**EXCERPT TO READ:**
Introducing…Hunter Whaley as the August FCIL Librarian of the Month (and Winner of the Newest FCIL Librarian Award)!

1. Where did you grow up?whaley

I’ve been very fortunate to grow up all over the world because I was part of a military family. We moved to Naples, Italy when I was 5 and then to London, England when I was 8. When my dad retired from the Marine Corps, we moved to Tallahassee, Florida where I attended high school. Seeking a more metropolitan city, I went to Miami, Florida for university. After university, I taught English in Korea for a year before deciding to return to Florida for law school.

2. Why did you select law librarianship as a career?

The short answer is a lifestyle choice. First and foremost, I love doing research. Finding that seemingly impossible source provides personal satisfaction. Combined with that, during law school I saw many of my friends and peers go into practice, work long hours, and pass on social activities to get work done. I know that law librarians must occasionally work longer hours to grade assignments or sit a late night reference desk shift, but I did not want this to be a normal occurrence. I’m very active outside of work and I don’t want my job to totally define who I am. Admittedly though, I do enjoy when friends introduce me as a lawbrarian.

3. When did you develop an interest in foreign, comparative, and international law?

Because I had the opportunity to grow up abroad, I’ve always been interested in foreign and international issues. While I did not go to law school with an intent to study FCIL, I was always interested in discussing it with people who were.

4. Who is your current employer? How long have you worked there?

I began working for Columbia Law School in April 2015. I celebrated my three month work anniversary at AALL.

**Editor’s Note: Hunter won the Newest FCIL Librarian Award this year at the FCIL-SIS business meeting in Philly!  He models his prize in the picture above.**    

5. Do you speak any foreign languages?

**EXTRACTED DATA:**

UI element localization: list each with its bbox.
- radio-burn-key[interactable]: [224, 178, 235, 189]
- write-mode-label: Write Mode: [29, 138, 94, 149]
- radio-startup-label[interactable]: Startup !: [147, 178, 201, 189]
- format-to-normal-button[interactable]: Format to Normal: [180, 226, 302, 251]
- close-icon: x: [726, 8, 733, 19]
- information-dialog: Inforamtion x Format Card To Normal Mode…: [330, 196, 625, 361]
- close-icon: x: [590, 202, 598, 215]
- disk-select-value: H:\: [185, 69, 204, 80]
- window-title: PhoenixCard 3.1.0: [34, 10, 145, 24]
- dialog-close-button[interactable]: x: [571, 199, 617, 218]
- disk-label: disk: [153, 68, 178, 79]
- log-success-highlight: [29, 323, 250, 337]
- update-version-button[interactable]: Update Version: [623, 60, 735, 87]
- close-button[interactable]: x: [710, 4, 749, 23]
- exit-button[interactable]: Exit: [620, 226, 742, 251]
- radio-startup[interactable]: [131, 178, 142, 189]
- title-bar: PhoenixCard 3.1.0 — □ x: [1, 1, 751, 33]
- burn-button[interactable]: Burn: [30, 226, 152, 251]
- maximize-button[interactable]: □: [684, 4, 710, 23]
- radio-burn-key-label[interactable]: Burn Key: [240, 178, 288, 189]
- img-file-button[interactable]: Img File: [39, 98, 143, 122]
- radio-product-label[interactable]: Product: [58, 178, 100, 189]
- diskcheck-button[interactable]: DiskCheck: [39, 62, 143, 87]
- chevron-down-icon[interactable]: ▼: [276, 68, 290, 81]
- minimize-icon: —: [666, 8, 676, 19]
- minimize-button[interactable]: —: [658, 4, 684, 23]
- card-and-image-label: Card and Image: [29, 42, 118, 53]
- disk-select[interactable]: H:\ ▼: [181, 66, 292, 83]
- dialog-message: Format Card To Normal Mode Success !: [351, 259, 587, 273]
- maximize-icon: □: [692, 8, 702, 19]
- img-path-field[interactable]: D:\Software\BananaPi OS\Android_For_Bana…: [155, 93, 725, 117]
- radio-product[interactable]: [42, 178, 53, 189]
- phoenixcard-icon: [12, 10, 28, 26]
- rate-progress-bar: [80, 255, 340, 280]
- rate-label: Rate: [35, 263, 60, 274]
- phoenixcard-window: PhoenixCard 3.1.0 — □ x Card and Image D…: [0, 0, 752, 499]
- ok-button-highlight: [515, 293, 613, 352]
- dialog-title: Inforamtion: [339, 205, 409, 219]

**EXERCISE AIM:** Please reproduce the part of the Hunter Whaley interview between "Introducing…Hunter Whaley as" and "as a career?", inclusive.

**SOLUTION TO THIS EXERCISE:**
Introducing…Hunter Whaley as the August FCIL Librarian of the Month (and Winner of the Newest FCIL Librarian Award)!

1. Where did you grow up?whaley

I’ve been very fortunate to grow up all over the world because I was part of a military family. We moved to Naples, Italy when I was 5 and then to London, England when I was 8. When my dad retired from the Marine Corps, we moved to Tallahassee, Florida where I attended high school. Seeking a more metropolitan city, I went to Miami, Florida for university. After university, I taught English in Korea for a year before deciding to return to Florida for law school.

2. Why did you select law librarianship as a career?